Document passage>
○ ○ ○ ○

User guide - Amazon SageMaker

User guide

This section covers how data scientist and data engineers can launch, discover, connect to, or terminate an Amazon EMR cluster from Studio or Studio Classic.

Before users can list or launch clusters, administrators must have configured the necessary settings in the Studio environment. For information on how administrators can configure a Studio environment to allow self-provisioning and listing of Amazon EMR clusters, see Admin guide.

Supported images and kernels to connect to an Amazon EMR cluster from Studio or Studio Classic

The following images and kernels come with sagemaker-studio-analytics-extension, the JupyterLab extension that connects to a remote Spark (Amazon EMR) cluster via the SparkMagic library using Apache Livy.

○ ○ ○ ○

Data section>
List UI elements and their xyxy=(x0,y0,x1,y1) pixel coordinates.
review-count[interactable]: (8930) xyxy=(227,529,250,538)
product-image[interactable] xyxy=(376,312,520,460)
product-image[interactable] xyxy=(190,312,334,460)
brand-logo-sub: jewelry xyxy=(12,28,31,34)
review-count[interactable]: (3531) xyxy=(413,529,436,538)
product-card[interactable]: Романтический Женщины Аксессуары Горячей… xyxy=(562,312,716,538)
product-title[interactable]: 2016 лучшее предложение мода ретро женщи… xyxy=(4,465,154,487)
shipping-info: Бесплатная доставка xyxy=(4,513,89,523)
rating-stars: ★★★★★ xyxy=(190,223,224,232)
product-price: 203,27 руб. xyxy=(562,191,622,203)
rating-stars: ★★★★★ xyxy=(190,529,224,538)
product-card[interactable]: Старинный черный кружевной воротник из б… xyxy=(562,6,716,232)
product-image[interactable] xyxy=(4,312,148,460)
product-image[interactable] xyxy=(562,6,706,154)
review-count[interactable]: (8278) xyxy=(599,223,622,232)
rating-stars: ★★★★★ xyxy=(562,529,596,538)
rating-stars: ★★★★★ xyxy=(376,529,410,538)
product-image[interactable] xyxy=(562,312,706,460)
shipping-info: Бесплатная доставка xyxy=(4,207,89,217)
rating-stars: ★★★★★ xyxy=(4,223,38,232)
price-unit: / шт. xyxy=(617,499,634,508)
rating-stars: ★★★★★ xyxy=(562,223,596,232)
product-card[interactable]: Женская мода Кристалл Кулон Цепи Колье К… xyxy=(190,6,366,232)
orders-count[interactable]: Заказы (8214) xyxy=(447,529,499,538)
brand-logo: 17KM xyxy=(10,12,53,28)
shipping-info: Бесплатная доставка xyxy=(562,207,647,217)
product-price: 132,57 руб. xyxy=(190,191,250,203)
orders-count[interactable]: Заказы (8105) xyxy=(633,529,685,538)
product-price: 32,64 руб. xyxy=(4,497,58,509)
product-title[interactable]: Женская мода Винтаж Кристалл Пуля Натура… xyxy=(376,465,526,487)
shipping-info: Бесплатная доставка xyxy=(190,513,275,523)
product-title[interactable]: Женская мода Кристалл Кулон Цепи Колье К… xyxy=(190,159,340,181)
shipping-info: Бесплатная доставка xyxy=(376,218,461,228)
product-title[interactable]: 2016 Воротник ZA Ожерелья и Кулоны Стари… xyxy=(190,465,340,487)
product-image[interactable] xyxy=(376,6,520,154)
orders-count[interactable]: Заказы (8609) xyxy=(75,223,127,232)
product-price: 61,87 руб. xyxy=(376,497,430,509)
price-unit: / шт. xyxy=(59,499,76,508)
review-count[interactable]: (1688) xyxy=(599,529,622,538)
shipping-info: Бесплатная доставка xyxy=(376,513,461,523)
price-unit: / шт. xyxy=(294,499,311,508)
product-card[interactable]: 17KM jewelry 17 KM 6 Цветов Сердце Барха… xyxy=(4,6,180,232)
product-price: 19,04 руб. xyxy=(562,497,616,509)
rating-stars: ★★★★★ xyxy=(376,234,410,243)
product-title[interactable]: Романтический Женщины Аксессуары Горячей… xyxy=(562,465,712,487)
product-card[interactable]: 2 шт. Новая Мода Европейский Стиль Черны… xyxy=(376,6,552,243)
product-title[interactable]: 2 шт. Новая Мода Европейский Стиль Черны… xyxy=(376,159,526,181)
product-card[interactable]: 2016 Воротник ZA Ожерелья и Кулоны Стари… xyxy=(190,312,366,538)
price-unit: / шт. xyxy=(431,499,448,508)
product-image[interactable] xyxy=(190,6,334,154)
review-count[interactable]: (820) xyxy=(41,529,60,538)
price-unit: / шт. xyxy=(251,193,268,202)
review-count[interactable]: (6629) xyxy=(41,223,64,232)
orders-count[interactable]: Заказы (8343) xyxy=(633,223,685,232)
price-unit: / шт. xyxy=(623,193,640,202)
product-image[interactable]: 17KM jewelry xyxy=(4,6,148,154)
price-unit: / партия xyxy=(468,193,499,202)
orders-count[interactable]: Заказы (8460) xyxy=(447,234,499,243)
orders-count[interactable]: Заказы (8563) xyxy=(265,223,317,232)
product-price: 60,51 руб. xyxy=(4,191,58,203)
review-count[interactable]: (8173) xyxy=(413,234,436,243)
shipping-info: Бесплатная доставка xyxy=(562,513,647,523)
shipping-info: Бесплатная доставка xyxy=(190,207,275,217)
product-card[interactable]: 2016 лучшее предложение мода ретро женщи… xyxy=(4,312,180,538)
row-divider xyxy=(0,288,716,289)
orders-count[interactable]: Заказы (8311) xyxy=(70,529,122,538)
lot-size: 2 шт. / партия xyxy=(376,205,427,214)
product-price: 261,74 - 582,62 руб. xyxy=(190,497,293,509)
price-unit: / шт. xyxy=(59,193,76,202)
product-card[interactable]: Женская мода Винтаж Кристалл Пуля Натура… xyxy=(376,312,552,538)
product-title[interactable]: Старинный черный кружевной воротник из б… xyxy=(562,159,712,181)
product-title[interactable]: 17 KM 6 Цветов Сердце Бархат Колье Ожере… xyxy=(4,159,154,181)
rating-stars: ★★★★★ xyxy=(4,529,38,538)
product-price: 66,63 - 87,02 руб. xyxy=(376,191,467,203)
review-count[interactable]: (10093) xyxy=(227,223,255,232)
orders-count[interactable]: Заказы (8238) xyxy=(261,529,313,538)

○ ○ ○ ○

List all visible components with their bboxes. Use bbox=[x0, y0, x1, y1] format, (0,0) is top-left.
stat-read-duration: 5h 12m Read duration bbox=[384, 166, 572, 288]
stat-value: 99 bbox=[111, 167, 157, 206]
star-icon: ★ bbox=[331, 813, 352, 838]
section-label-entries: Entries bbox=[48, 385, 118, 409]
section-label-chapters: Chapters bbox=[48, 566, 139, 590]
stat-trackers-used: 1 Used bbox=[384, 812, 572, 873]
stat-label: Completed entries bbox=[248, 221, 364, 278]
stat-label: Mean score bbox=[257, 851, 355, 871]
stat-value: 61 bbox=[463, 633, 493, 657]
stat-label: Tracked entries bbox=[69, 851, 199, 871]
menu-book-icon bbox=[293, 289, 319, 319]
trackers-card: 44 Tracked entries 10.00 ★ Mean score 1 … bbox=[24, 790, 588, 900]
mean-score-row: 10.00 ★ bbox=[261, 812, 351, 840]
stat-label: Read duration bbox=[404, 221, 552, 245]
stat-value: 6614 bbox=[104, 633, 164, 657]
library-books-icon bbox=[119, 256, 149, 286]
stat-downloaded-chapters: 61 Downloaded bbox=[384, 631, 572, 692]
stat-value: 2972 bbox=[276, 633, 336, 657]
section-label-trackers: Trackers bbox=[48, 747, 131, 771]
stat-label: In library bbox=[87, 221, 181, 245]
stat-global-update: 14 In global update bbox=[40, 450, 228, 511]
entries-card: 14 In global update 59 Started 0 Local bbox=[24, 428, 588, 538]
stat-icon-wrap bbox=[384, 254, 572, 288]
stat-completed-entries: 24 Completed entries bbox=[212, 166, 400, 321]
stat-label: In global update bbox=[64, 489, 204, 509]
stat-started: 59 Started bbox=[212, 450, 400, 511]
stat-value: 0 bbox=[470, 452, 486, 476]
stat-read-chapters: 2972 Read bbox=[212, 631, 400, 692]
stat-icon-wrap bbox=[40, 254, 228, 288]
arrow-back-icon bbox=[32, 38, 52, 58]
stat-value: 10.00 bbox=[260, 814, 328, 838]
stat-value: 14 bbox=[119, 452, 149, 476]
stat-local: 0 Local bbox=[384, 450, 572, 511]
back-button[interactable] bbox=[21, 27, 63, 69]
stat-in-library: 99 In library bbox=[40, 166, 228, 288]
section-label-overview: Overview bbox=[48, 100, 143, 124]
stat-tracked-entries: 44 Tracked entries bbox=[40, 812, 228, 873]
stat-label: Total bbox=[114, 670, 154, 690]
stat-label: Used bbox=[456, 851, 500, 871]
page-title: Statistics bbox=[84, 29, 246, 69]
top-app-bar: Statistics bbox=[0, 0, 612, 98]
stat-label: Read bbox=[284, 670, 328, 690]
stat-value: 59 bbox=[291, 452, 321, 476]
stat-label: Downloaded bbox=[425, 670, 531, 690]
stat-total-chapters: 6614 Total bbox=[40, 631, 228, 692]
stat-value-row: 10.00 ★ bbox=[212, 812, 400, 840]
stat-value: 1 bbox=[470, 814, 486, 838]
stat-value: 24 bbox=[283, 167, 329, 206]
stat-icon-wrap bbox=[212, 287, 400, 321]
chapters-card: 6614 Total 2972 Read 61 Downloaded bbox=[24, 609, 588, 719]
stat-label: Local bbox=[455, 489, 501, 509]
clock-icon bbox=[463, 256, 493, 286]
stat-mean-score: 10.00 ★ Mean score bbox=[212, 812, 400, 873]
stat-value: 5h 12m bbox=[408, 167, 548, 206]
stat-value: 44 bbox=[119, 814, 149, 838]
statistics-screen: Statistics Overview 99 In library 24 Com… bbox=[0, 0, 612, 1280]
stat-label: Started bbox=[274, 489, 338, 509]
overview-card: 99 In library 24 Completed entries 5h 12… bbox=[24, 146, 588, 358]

○ ○ ○ ○

What to do> According to the SageMaker user guide passage, which library does sagemaker-studio-analytics-extension use to connect to a remote Spark cluster? The listing comes from a source separate from the SageMaker user guide passage.

Output of the exercise> It uses the SparkMagic library, via Apache Livy.